§ PROBLEM 1: Decide whether each statement below agrees with the Joseph T. Flynn biography, answering yes or no and quoting the deciding words: (a) Flynn was born in Greenwich Village. (b) Flynn studied military aeronautics at Fordham Law School. (c) Flynn was injured when his plane was shot down on Armistice Day.
§ PROBLEM 2: Duplicate the stretch of the Joseph T. Flynn biography from "American politician" through "in Greenwich Village.", keeping every word and mark unchanged.

§ PAGE:
= Joseph T. Flynn =

American politician

Joseph T. Flynn (August 24, 1894 – November 26, 1935) was an American lawyer and politician from New York.

== Life ==
Flynn was born on August 24, 1894, in New York City, New York in Greenwich Village.

Flynn studied at public and parochial schools, La Salle Academy, Fordham Law School, and the Massachusetts Institute of Technology, studying military aeronautics in the latter school. In 1916, he served with the 69th Regiment at the Mexican border. In 1917, during World War I, he sailed for France. He was then sent to Foggia, Italy, resuming air training in a camp surpervised by future New York City Mayor Fiorello La Guardia, at the time a captain. He then returned to France and was assigned to the 28th Squadron of the Second Pursuit Group. He saw service in the front. On Armistice Day, his plane was shot down near the American lines. He was rescued unharmed and informed the armistice was declared. He held the rank of First Lieutenant in the American Air Service, Flying Officer.

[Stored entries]
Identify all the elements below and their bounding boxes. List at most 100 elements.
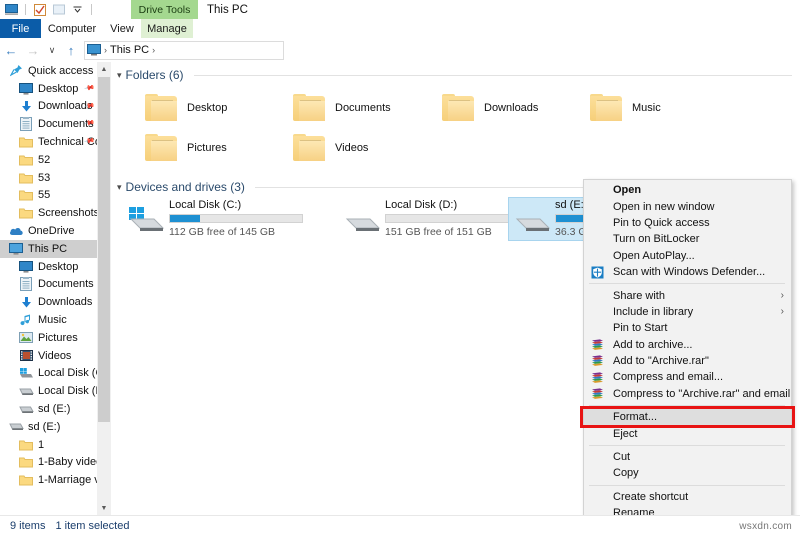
sidebar-item-desktop[interactable]: Desktop 📌 — [0, 80, 97, 98]
chevron-down-icon[interactable]: ▾ — [117, 70, 122, 81]
menu-item-compress-and-email[interactable]: Compress and email... — [584, 369, 791, 385]
navigation-pane-scrollbar[interactable]: ▲ ▼ — [97, 62, 111, 515]
folder-tile[interactable]: Music — [586, 86, 776, 130]
status-item-count: 9 items — [10, 519, 46, 532]
title-bar: Drive Tools This PC — [0, 0, 800, 19]
drive-tile[interactable]: Local Disk (C:) 112 GB free of 145 GB — [123, 198, 309, 240]
sidebar-item-sd-e[interactable]: sd (E:) — [0, 400, 97, 418]
qat-divider — [25, 4, 26, 15]
menu-item-label: Scan with Windows Defender... — [613, 266, 766, 279]
sidebar-item-videos[interactable]: Videos — [0, 347, 97, 365]
chevron-right-icon: › — [780, 290, 784, 302]
drive-info: Local Disk (C:) 112 GB free of 145 GB — [169, 198, 309, 238]
menu-item-format[interactable]: Format... — [584, 409, 791, 426]
new-folder-icon[interactable] — [51, 2, 66, 17]
explorer-icon[interactable] — [4, 2, 19, 17]
sidebar-item-documents[interactable]: Documents 📌 — [0, 115, 97, 133]
sidebar-item-onedrive[interactable]: OneDrive — [0, 222, 97, 240]
tab-manage[interactable]: Manage — [141, 19, 193, 38]
sidebar-item-label: 55 — [38, 189, 51, 202]
menu-item-label: Open in new window — [613, 200, 715, 213]
drive-tile[interactable]: Local Disk (D:) 151 GB free of 151 GB — [339, 198, 525, 240]
breadcrumb-item-this-pc[interactable]: This PC — [110, 44, 149, 56]
folder-icon — [18, 454, 34, 470]
sidebar-item-local-disk-d[interactable]: Local Disk (D:) — [0, 382, 97, 400]
menu-item-pin-to-quick-access[interactable]: Pin to Quick access — [584, 215, 791, 231]
sidebar-item-technical-co[interactable]: Technical Co 📌 — [0, 133, 97, 151]
tab-view[interactable]: View — [103, 19, 141, 38]
menu-item-copy[interactable]: Copy — [584, 465, 791, 481]
customize-dropdown-icon[interactable] — [70, 2, 85, 17]
sidebar-item-pictures[interactable]: Pictures — [0, 329, 97, 347]
sidebar-item-52[interactable]: 52 — [0, 151, 97, 169]
back-button[interactable]: ← — [0, 39, 22, 61]
folders-group-header[interactable]: ▾ Folders (6) — [111, 66, 800, 84]
sidebar-item-1-marriage-video[interactable]: 1-Marriage video — [0, 471, 97, 489]
group-rule — [193, 74, 792, 76]
tab-computer[interactable]: Computer — [41, 19, 103, 38]
context-menu[interactable]: Open Open in new window Pin to Quick acces… — [583, 179, 792, 535]
navigation-pane[interactable]: Quick access Desktop 📌 Downloads 📌 Documents 📌… — [0, 62, 97, 515]
pin-icon[interactable]: 📌 — [84, 82, 96, 94]
sidebar-item-downloads[interactable]: Downloads 📌 — [0, 98, 97, 116]
folders-grid: Desktop Documents Downloads Music Pictures Vi… — [111, 84, 800, 178]
menu-item-share-with[interactable]: Share with › — [584, 287, 791, 303]
forward-button[interactable]: → — [22, 39, 44, 61]
menu-item-label: Compress to "Archive.rar" and email — [613, 387, 791, 400]
sidebar-item-documents[interactable]: Documents — [0, 276, 97, 294]
documents-icon — [18, 276, 34, 292]
scrollbar-thumb[interactable] — [98, 77, 110, 422]
menu-item-label: Share with — [613, 289, 665, 302]
chevron-down-icon[interactable]: ▾ — [117, 182, 122, 193]
menu-item-label: Copy — [613, 467, 639, 480]
sidebar-item-local-disk-c[interactable]: Local Disk (C:) — [0, 365, 97, 383]
sidebar-item-1-baby-video[interactable]: 1-Baby video — [0, 454, 97, 472]
sidebar-item-screenshots[interactable]: Screenshots — [0, 204, 97, 222]
menu-item-open[interactable]: Open — [584, 182, 791, 198]
menu-item-open-in-new-window[interactable]: Open in new window — [584, 198, 791, 214]
folder-icon — [18, 152, 34, 168]
sidebar-item-sd-e[interactable]: sd (E:) — [0, 418, 97, 436]
folder-desktop-icon — [141, 90, 181, 126]
sidebar-item-55[interactable]: 55 — [0, 187, 97, 205]
tab-file[interactable]: File — [0, 19, 41, 38]
menu-item-open-autoplay[interactable]: Open AutoPlay... — [584, 248, 791, 264]
breadcrumb[interactable]: › This PC › — [84, 40, 284, 60]
scroll-down-icon[interactable]: ▼ — [97, 501, 111, 515]
sidebar-item-downloads[interactable]: Downloads — [0, 293, 97, 311]
menu-item-include-in-library[interactable]: Include in library › — [584, 304, 791, 320]
properties-icon[interactable] — [32, 2, 47, 17]
winrar-icon — [590, 370, 605, 385]
menu-item-scan-with-windows-defender[interactable]: Scan with Windows Defender... — [584, 264, 791, 280]
folder-pictures-icon — [141, 130, 181, 166]
quick-access-toolbar[interactable] — [0, 2, 94, 17]
menu-item-compress-to-archive-rar-and-email[interactable]: Compress to "Archive.rar" and email — [584, 386, 791, 402]
folder-tile[interactable]: Videos — [289, 126, 479, 170]
downloads-icon — [18, 294, 34, 310]
breadcrumb-separator-1[interactable]: › — [152, 45, 155, 55]
menu-separator — [589, 283, 785, 285]
sidebar-item-1[interactable]: 1 — [0, 436, 97, 454]
folder-tile-label: Downloads — [484, 102, 539, 114]
folder-icon — [18, 472, 34, 488]
sidebar-item-desktop[interactable]: Desktop — [0, 258, 97, 276]
folder-downloads-icon — [438, 90, 478, 126]
drive-name: Local Disk (C:) — [169, 199, 242, 211]
sidebar-item-53[interactable]: 53 — [0, 169, 97, 187]
sidebar-item-this-pc[interactable]: This PC — [0, 239, 97, 258]
scroll-up-icon[interactable]: ▲ — [97, 62, 111, 76]
menu-item-add-to-archive-rar[interactable]: Add to "Archive.rar" — [584, 353, 791, 369]
menu-item-create-shortcut[interactable]: Create shortcut — [584, 489, 791, 505]
sidebar-item-label: Quick access — [28, 64, 94, 77]
sidebar-item-quick-access[interactable]: Quick access — [0, 62, 97, 80]
menu-item-turn-on-bitlocker[interactable]: Turn on BitLocker — [584, 231, 791, 247]
menu-item-eject[interactable]: Eject — [584, 425, 791, 441]
drive-icon — [18, 383, 34, 399]
recent-locations-button[interactable]: ∨ — [44, 39, 60, 61]
menu-item-pin-to-start[interactable]: Pin to Start — [584, 320, 791, 336]
menu-item-cut[interactable]: Cut — [584, 449, 791, 465]
watermark: wsxdn.com — [739, 521, 792, 532]
sidebar-item-music[interactable]: Music — [0, 311, 97, 329]
menu-item-add-to-archive[interactable]: Add to archive... — [584, 337, 791, 353]
up-button[interactable]: ↑ — [60, 39, 82, 61]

§ CORRECT RESULT 1:
(a) Yes: "Flynn was born on August 24, 1894, in New York City, New York in Greenwich Village."
(b) No: "the Massachusetts Institute of Technology, studying military aeronautics in the latter school."
(c) No: "He was rescued unharmed and informed the armistice was declared."

§ CORRECT RESULT 2:
American politician

Joseph T. Flynn (August 24, 1894 – November 26, 1935) was an American lawyer and politician from New York.

== Life ==
Flynn was born on August 24, 1894, in New York City, New York in Greenwich Village.